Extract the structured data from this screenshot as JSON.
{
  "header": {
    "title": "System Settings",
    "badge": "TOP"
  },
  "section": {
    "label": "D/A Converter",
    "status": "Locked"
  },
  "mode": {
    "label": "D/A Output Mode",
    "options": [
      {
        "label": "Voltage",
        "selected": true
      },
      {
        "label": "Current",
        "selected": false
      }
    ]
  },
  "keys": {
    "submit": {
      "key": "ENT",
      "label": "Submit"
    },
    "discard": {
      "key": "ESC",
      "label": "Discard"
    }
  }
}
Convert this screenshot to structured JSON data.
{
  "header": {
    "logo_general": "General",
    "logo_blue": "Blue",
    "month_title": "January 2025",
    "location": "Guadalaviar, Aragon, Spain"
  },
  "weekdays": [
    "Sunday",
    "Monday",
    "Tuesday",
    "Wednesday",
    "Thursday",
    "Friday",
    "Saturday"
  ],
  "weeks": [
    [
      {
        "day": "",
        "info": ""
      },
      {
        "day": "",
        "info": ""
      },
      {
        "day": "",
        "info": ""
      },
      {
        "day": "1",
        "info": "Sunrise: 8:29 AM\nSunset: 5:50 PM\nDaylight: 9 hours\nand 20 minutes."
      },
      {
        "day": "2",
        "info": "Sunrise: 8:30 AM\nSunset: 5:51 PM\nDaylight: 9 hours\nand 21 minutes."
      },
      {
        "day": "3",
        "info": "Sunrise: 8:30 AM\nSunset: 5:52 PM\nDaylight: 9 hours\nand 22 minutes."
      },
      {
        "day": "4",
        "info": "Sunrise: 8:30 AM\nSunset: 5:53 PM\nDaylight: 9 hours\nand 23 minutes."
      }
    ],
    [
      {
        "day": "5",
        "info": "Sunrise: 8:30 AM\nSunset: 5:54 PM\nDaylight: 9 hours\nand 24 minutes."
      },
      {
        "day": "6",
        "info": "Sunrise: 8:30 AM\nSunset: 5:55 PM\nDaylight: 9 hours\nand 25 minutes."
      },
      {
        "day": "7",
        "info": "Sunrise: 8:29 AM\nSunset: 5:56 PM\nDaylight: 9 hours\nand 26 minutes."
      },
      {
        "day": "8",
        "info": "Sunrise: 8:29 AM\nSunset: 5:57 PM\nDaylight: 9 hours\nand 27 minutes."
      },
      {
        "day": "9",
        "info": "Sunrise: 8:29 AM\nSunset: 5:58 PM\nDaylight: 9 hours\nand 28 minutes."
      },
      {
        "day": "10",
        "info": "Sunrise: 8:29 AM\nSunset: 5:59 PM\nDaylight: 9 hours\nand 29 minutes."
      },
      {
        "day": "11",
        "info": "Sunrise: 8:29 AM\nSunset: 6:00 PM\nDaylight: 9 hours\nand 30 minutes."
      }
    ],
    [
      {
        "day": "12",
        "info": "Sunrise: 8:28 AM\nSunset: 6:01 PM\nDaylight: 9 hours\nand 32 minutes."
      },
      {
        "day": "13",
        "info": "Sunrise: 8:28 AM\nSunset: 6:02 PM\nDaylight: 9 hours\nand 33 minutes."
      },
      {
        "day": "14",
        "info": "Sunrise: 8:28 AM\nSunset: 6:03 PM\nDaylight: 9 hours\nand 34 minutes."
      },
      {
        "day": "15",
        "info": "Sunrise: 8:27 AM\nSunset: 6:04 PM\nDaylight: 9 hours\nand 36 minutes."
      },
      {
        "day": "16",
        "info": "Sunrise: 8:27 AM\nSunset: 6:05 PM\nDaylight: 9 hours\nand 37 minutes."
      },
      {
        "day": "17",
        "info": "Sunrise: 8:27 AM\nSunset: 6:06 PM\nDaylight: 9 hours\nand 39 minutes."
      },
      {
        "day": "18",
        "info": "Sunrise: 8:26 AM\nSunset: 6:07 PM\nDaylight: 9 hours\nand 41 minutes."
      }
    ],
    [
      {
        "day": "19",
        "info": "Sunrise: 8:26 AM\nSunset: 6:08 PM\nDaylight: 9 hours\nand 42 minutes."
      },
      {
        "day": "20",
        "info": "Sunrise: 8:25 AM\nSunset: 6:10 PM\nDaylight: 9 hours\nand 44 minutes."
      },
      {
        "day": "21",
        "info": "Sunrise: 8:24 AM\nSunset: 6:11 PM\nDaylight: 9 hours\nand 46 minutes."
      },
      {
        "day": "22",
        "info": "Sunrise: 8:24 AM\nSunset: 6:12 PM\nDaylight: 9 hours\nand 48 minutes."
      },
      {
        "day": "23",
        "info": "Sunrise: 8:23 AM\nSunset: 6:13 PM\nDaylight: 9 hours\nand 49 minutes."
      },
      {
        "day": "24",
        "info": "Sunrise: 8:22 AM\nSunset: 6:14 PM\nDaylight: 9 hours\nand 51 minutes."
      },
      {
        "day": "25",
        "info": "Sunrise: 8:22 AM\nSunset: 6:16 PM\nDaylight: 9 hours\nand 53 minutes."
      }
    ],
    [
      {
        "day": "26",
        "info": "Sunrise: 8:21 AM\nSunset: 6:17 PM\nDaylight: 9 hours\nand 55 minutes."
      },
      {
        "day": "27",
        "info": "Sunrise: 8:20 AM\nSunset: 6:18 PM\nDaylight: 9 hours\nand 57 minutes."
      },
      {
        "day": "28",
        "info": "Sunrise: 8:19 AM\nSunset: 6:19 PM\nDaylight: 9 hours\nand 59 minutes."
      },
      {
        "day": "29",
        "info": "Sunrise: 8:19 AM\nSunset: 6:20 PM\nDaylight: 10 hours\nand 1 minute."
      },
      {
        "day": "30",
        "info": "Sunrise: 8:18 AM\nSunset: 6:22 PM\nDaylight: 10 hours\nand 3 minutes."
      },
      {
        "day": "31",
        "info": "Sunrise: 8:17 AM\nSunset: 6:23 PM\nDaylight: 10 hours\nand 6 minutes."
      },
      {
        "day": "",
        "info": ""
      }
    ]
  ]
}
************
== What you have to do ==
Your task is to retype all the records above with nothing left out.

== Exercise output ==
Extract the structured data from this screenshot as JSON.
{
  "header": {
    "title": "System Settings",
    "badge": "TOP"
  },
  "section": {
    "label": "D/A Converter",
    "status": "Locked"
  },
  "mode": {
    "label": "D/A Output Mode",
    "options": [
      {
        "label": "Voltage",
        "selected": true
      },
      {
        "label": "Current",
        "selected": false
      }
    ]
  },
  "keys": {
    "submit": {
      "key": "ENT",
      "label": "Submit"
    },
    "discard": {
      "key": "ESC",
      "label": "Discard"
    }
  }
}
Convert this screenshot to structured JSON data.
{
  "header": {
    "logo_general": "General",
    "logo_blue": "Blue",
    "month_title": "January 2025",
    "location": "Guadalaviar, Aragon, Spain"
  },
  "weekdays": [
    "Sunday",
    "Monday",
    "Tuesday",
    "Wednesday",
    "Thursday",
    "Friday",
    "Saturday"
  ],
  "weeks": [
    [
      {
        "day": "",
        "info": ""
      },
      {
        "day": "",
        "info": ""
      },
      {
        "day": "",
        "info": ""
      },
      {
        "day": "1",
        "info": "Sunrise: 8:29 AM\nSunset: 5:50 PM\nDaylight: 9 hours\nand 20 minutes."
      },
      {
        "day": "2",
        "info": "Sunrise: 8:30 AM\nSunset: 5:51 PM\nDaylight: 9 hours\nand 21 minutes."
      },
      {
        "day": "3",
        "info": "Sunrise: 8:30 AM\nSunset: 5:52 PM\nDaylight: 9 hours\nand 22 minutes."
      },
      {
        "day": "4",
        "info": "Sunrise: 8:30 AM\nSunset: 5:53 PM\nDaylight: 9 hours\nand 23 minutes."
      }
    ],
    [
      {
        "day": "5",
        "info": "Sunrise: 8:30 AM\nSunset: 5:54 PM\nDaylight: 9 hours\nand 24 minutes."
      },
      {
        "day": "6",
        "info": "Sunrise: 8:30 AM\nSunset: 5:55 PM\nDaylight: 9 hours\nand 25 minutes."
      },
      {
        "day": "7",
        "info": "Sunrise: 8:29 AM\nSunset: 5:56 PM\nDaylight: 9 hours\nand 26 minutes."
      },
      {
        "day": "8",
        "info": "Sunrise: 8:29 AM\nSunset: 5:57 PM\nDaylight: 9 hours\nand 27 minutes."
      },
      {
        "day": "9",
        "info": "Sunrise: 8:29 AM\nSunset: 5:58 PM\nDaylight: 9 hours\nand 28 minutes."
      },
      {
        "day": "10",
        "info": "Sunrise: 8:29 AM\nSunset: 5:59 PM\nDaylight: 9 hours\nand 29 minutes."
      },
      {
        "day": "11",
        "info": "Sunrise: 8:29 AM\nSunset: 6:00 PM\nDaylight: 9 hours\nand 30 minutes."
      }
    ],
    [
      {
        "day": "12",
        "info": "Sunrise: 8:28 AM\nSunset: 6:01 PM\nDaylight: 9 hours\nand 32 minutes."
      },
      {
        "day": "13",
        "info": "Sunrise: 8:28 AM\nSunset: 6:02 PM\nDaylight: 9 hours\nand 33 minutes."
      },
      {
        "day": "14",
        "info": "Sunrise: 8:28 AM\nSunset: 6:03 PM\nDaylight: 9 hours\nand 34 minutes."
      },
      {
        "day": "15",
        "info": "Sunrise: 8:27 AM\nSunset: 6:04 PM\nDaylight: 9 hours\nand 36 minutes."
      },
      {
        "day": "16",
        "info": "Sunrise: 8:27 AM\nSunset: 6:05 PM\nDaylight: 9 hours\nand 37 minutes."
      },
      {
        "day": "17",
        "info": "Sunrise: 8:27 AM\nSunset: 6:06 PM\nDaylight: 9 hours\nand 39 minutes."
      },
      {
        "day": "18",
        "info": "Sunrise: 8:26 AM\nSunset: 6:07 PM\nDaylight: 9 hours\nand 41 minutes."
      }
    ],
    [
      {
        "day": "19",
        "info": "Sunrise: 8:26 AM\nSunset: 6:08 PM\nDaylight: 9 hours\nand 42 minutes."
      },
      {
        "day": "20",
        "info": "Sunrise: 8:25 AM\nSunset: 6:10 PM\nDaylight: 9 hours\nand 44 minutes."
      },
      {
        "day": "21",
        "info": "Sunrise: 8:24 AM\nSunset: 6:11 PM\nDaylight: 9 hours\nand 46 minutes."
      },
      {
        "day": "22",
        "info": "Sunrise: 8:24 AM\nSunset: 6:12 PM\nDaylight: 9 hours\nand 48 minutes."
      },
      {
        "day": "23",
        "info": "Sunrise: 8:23 AM\nSunset: 6:13 PM\nDaylight: 9 hours\nand 49 minutes."
      },
      {
        "day": "24",
        "info": "Sunrise: 8:22 AM\nSunset: 6:14 PM\nDaylight: 9 hours\nand 51 minutes."
      },
      {
        "day": "25",
        "info": "Sunrise: 8:22 AM\nSunset: 6:16 PM\nDaylight: 9 hours\nand 53 minutes."
      }
    ],
    [
      {
        "day": "26",
        "info": "Sunrise: 8:21 AM\nSunset: 6:17 PM\nDaylight: 9 hours\nand 55 minutes."
      },
      {
        "day": "27",
        "info": "Sunrise: 8:20 AM\nSunset: 6:18 PM\nDaylight: 9 hours\nand 57 minutes."
      },
      {
        "day": "28",
        "info": "Sunrise: 8:19 AM\nSunset: 6:19 PM\nDaylight: 9 hours\nand 59 minutes."
      },
      {
        "day": "29",
        "info": "Sunrise: 8:19 AM\nSunset: 6:20 PM\nDaylight: 10 hours\nand 1 minute."
      },
      {
        "day": "30",
        "info": "Sunrise: 8:18 AM\nSunset: 6:22 PM\nDaylight: 10 hours\nand 3 minutes."
      },
      {
        "day": "31",
        "info": "Sunrise: 8:17 AM\nSunset: 6:23 PM\nDaylight: 10 hours\nand 6 minutes."
      },
      {
        "day": "",
        "info": ""
      }
    ]
  ]
}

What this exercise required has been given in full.